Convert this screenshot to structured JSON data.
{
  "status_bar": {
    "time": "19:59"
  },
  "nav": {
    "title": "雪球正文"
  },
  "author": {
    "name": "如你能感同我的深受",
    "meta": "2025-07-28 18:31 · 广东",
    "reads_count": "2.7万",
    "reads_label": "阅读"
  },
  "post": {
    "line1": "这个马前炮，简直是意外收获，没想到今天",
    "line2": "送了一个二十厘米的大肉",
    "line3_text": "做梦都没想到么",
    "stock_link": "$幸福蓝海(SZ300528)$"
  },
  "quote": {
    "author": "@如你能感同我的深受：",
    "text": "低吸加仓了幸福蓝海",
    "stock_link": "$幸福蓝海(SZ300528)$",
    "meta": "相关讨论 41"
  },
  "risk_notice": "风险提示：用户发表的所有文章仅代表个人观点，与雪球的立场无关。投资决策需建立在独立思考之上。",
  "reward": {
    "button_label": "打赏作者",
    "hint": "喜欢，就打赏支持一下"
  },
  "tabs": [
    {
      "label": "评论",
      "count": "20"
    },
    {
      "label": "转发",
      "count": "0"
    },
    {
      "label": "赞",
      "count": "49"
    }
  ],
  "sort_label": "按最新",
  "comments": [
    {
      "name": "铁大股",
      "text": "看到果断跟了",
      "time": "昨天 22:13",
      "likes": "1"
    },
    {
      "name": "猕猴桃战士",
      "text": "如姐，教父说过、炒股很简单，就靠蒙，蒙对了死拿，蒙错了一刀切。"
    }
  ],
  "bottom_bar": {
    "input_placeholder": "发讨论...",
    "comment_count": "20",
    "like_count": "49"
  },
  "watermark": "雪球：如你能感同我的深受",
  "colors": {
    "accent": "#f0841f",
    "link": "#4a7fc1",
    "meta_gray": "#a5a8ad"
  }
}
※ ※ ※
- _AIM OF THE EXERCISE_
Within the records, how many lines include "如你能感同我的深受"? The answer is the number and nothing else.

- _THE RESPONSE_
3